= Orthodox Inter-Seminary Movement =

The Orthodox Inter-Seminary Movement (OISM) was founded in the 1960s to foster prayer, fellowship, and cooperation among seminarians of the Eastern Orthodox Church in North America. During OISM retreats, seminarians gather together and participate in a simple program which incorporates prayer, reflection, and discussion among the future leaders of the Church.

After OISM had been dormant for a number of years, in late 2003 Fr. Michael Dahulich (dean of St. Tikhon's and also a former member of OISM) invited a number of schools to St. Tikhon's in an effort to revive the organization. At this fall retreat, students met in prayer and fellowship. They also participated in a lecture by Fr. Daniel Kovalak which emphasized the importance of missiology in the church. At a meeting which concluded the festivities, representatives from the various schools formed an interim board with the goal of re-establishing the organization.

> _LISTED ENTRIES_:
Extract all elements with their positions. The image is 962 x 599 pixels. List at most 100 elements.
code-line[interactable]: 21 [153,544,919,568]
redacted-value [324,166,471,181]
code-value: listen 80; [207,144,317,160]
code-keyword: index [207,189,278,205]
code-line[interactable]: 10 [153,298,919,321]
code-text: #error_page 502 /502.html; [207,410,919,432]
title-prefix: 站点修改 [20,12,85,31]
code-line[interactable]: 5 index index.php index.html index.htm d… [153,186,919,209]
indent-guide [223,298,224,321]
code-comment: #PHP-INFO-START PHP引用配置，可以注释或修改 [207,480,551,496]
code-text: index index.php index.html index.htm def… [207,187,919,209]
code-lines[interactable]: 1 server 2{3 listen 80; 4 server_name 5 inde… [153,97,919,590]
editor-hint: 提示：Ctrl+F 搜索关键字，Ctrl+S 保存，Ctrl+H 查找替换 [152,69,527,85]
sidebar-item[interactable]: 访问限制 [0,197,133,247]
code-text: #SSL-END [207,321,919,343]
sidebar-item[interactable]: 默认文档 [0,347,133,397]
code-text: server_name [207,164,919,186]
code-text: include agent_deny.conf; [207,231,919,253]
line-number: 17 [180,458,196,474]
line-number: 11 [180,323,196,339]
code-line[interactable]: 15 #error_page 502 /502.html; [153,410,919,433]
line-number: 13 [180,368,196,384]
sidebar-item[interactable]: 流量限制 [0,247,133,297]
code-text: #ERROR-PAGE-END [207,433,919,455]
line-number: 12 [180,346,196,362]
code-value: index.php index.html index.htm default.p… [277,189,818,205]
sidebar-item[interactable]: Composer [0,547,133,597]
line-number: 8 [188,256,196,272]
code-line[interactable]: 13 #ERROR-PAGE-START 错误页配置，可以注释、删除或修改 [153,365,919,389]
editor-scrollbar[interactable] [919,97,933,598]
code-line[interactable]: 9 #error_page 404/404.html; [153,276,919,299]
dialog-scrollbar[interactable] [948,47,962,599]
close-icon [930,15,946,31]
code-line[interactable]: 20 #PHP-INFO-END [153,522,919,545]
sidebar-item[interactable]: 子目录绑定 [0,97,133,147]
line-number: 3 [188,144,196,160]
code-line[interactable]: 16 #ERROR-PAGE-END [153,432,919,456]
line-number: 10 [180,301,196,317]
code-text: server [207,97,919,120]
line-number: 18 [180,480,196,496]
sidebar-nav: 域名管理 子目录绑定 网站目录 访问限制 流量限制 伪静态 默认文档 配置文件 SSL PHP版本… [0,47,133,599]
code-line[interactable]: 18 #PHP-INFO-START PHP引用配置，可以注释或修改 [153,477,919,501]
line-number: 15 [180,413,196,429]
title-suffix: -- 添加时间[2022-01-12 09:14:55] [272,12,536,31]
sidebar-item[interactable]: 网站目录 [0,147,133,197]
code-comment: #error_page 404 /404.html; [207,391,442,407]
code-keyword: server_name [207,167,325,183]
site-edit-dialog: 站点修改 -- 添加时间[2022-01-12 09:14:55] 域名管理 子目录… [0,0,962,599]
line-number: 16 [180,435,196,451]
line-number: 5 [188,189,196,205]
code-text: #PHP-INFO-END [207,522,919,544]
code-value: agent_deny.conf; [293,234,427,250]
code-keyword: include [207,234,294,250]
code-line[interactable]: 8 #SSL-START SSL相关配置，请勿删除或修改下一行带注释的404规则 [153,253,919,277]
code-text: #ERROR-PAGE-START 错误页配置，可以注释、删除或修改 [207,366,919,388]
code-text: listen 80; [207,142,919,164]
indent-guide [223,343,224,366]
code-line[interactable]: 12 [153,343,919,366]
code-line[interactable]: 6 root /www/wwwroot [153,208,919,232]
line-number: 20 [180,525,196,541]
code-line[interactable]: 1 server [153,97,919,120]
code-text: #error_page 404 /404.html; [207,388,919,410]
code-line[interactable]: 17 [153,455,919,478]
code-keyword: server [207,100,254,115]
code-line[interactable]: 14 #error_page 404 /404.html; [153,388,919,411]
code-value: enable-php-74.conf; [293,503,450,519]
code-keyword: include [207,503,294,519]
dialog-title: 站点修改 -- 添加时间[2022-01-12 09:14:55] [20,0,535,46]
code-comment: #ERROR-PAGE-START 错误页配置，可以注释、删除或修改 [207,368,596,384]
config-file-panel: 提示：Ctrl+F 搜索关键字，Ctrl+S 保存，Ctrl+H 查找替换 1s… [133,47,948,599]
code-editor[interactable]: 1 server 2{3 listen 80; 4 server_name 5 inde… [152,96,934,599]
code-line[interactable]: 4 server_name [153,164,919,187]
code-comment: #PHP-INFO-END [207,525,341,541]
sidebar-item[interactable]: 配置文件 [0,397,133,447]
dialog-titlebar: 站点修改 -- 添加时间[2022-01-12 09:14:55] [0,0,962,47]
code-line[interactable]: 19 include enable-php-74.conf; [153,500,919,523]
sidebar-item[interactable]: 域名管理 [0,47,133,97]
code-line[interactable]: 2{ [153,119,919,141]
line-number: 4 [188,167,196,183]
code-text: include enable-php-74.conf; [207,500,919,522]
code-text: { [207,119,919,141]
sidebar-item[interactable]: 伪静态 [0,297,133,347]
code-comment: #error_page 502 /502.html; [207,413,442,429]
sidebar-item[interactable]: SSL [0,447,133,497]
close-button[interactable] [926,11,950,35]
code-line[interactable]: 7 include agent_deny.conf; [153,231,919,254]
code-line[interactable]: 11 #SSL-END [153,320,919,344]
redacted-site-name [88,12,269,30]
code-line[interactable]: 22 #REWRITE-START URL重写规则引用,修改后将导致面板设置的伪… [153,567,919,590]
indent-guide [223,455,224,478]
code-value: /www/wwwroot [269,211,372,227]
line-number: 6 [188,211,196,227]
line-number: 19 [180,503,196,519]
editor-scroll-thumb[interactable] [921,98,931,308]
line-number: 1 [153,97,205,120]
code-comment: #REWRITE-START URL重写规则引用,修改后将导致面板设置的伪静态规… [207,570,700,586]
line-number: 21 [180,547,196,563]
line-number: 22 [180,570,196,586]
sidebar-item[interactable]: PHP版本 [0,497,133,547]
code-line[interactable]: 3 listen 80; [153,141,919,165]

> _PROBLEMS AND TASKS_:
a) Decide whether each statement agrees with the article on the Orthodox Inter-Seminary Movement: (i) the movement was founded in the 1960s; (ii) the 2003 retreat at St. Tikhon's took place in the spring; (iii) the lecture by Fr. Daniel Kovalak stressed missiology. Answer yes or no for each and quote the deciding words.
b) According to the article on the Orthodox Inter-Seminary Movement, what did the school representatives form at the meeting that concluded the festivities?
c) Repeat word for word the part of the article on the Orthodox Inter-Seminary Movement starting at "After OISM had" and ending at "re-establishing the organization.".
The lines above are separate material from the article on the Orthodox Inter-Seminary Movement.

> _SOLUTION SET_:
a)
(i) Yes: "was founded in the 1960s"
(ii) No: "At this fall retreat"
(iii) Yes: "emphasized the importance of missiology in the church"

b) They formed an interim board with the goal of re-establishing the organization.

c)
After OISM had been dormant for a number of years, in late 2003 Fr. Michael Dahulich (dean of St. Tikhon's and also a former member of OISM) invited a number of schools to St. Tikhon's in an effort to revive the organization. At this fall retreat, students met in prayer and fellowship. They also participated in a lecture by Fr. Daniel Kovalak which emphasized the importance of missiology in the church. At a meeting which concluded the festivities, representatives from the various schools formed an interim board with the goal of re-establishing the organization.